→ **STATED PROBLEM**: Look through the lines below and extract any with the word "CTRL".

→ **WORKING DATA**:

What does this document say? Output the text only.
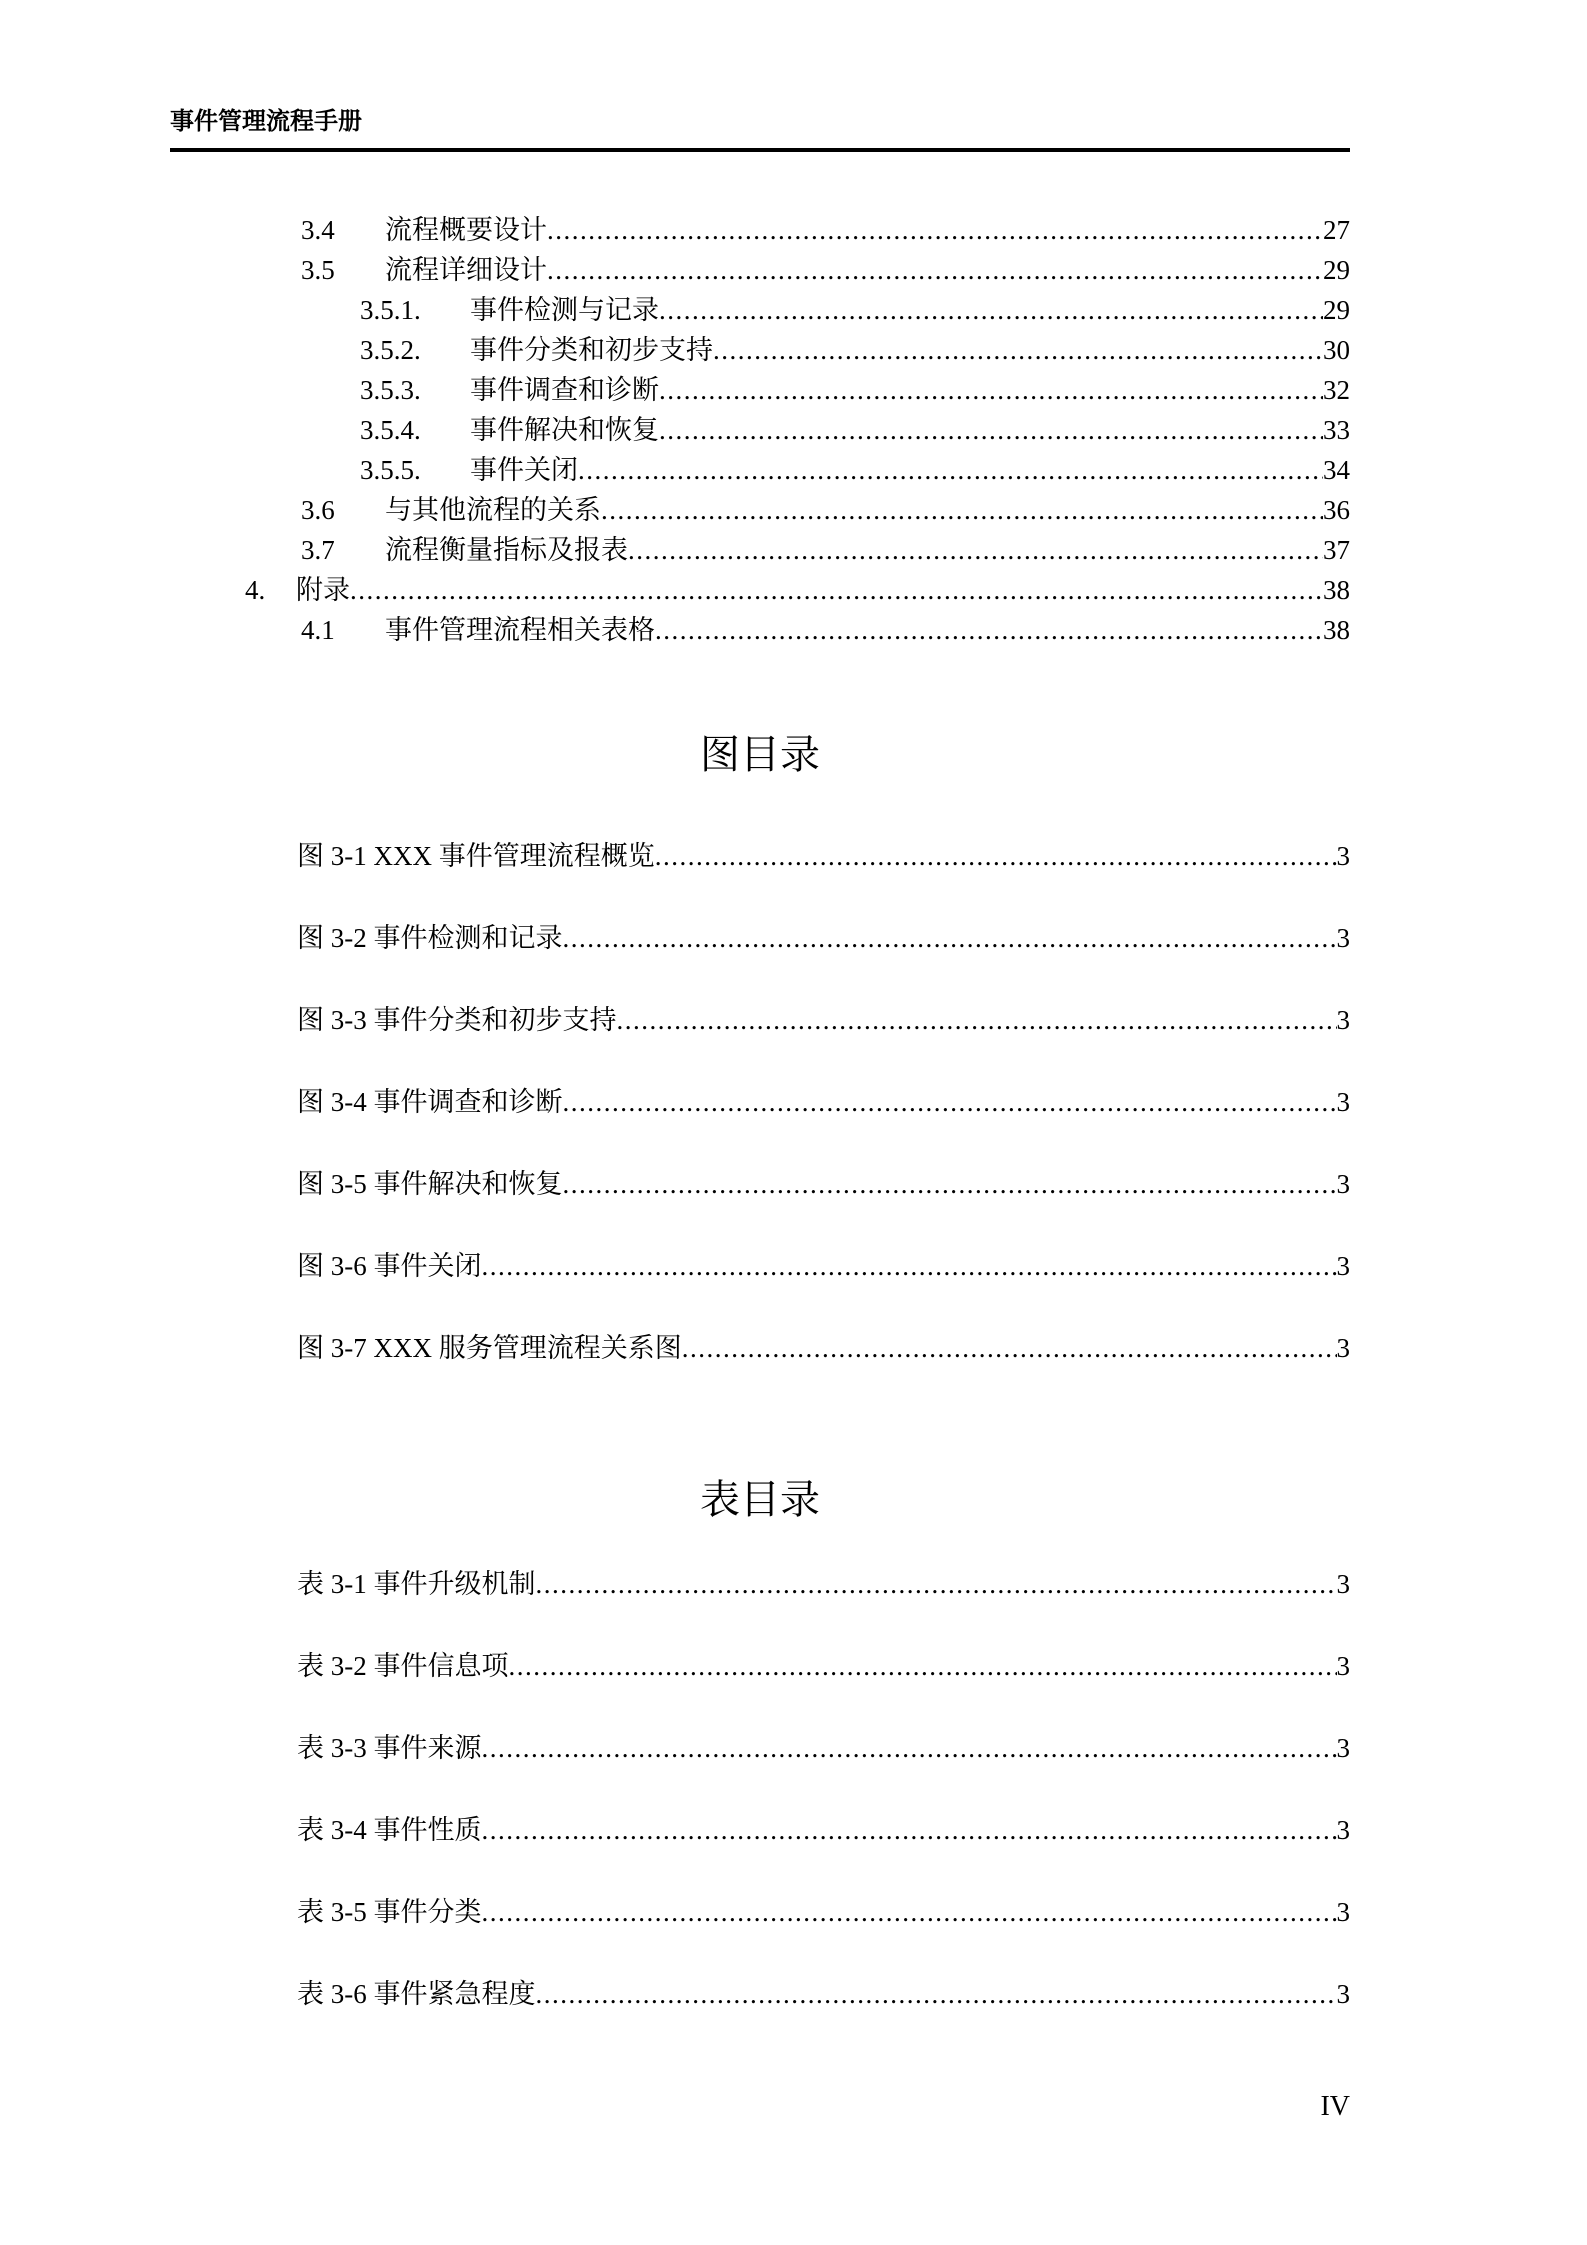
事件管理流程手册
3.4	流程概要设计 .....	27
3.5	流程详细设计 .....	29
3.5.1.	事件检测与记录 .....	29
3.5.2.	事件分类和初步支持 .....	30
3.5.3.	事件调查和诊断 .....	32
3.5.4.	事件解决和恢复 .....	33
3.5.5.	事件关闭 .....	34
3.6	与其他流程的关系 .....	36
3.7	流程衡量指标及报表 .....	37
4.	附录 .....	38
4.1	事件管理流程相关表格 .....	38
图目录
图 3-1 XXX 事件管理流程概览 .....	3
图 3-2 事件检测和记录 .....	3
图 3-3 事件分类和初步支持 .....	3
图 3-4 事件调查和诊断 .....	3
图 3-5 事件解决和恢复 .....	3
图 3-6 事件关闭 .....	3
图 3-7 XXX 服务管理流程关系图 .....	3
表目录
表 3-1 事件升级机制 .....	3
表 3-2 事件信息项 .....	3
表 3-3 事件来源 .....	3
表 3-4 事件性质 .....	3
表 3-5 事件分类 .....	3
表 3-6 事件紧急程度 .....	3
IV
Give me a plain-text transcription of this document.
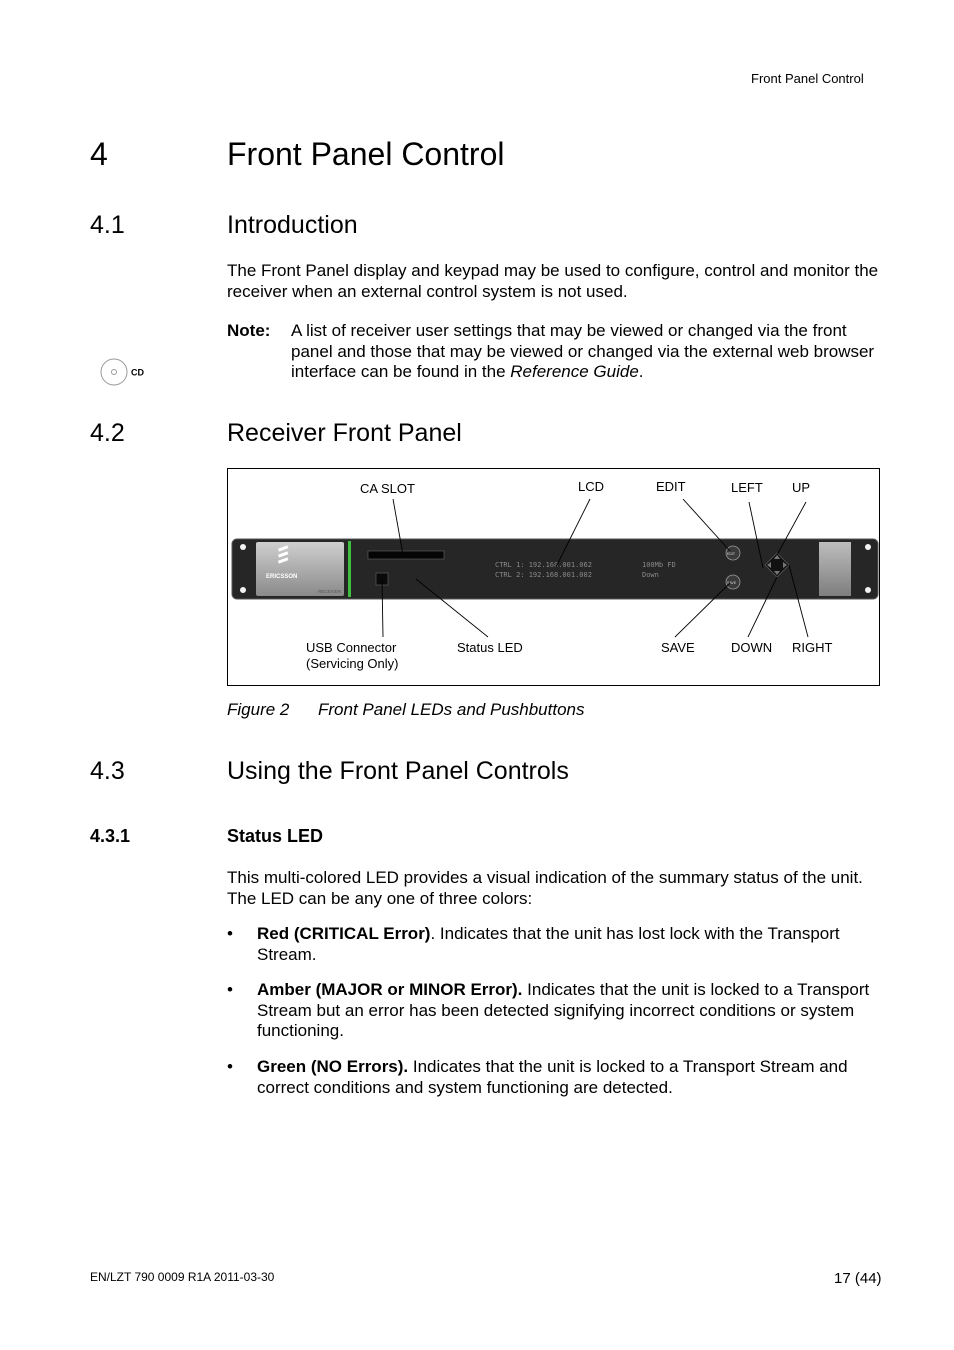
Front Panel Control
4	Front Panel Control
4.1	Introduction
The Front Panel display and keypad may be used to configure, control and monitor the receiver when an external control system is not used.
Note: A list of receiver user settings that may be viewed or changed via the front panel and those that may be viewed or changed via the external web browser interface can be found in the Reference Guide.
CD
4.2	Receiver Front Panel
CA SLOT	LCD	EDIT	LEFT UP
USB Connector
(Servicing Only)
Status LED	SAVE	DOWN RIGHT
ERICSSON
RECEIVER
CTRL 1: 192.168.001.062
CTRL 2: 192.168.001.002
100Mb FD
Down
EDIT
SAVE
Figure 2 Front Panel LEDs and Pushbuttons
4.3	Using the Front Panel Controls
4.3.1	Status LED
This multi-colored LED provides a visual indication of the summary status of the unit. The LED can be any one of three colors:
• Red (CRITICAL Error). Indicates that the unit has lost lock with the Transport Stream.
• Amber (MAJOR or MINOR Error). Indicates that the unit is locked to a Transport Stream but an error has been detected signifying incorrect conditions or system functioning.
• Green (NO Errors). Indicates that the unit is locked to a Transport Stream and correct conditions and system functioning are detected.
EN/LZT 790 0009 R1A 2011-03-30	17 (44)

→ **FULL RESPONSE**:
CTRL 1: 192.168.001.062
CTRL 2: 192.168.001.002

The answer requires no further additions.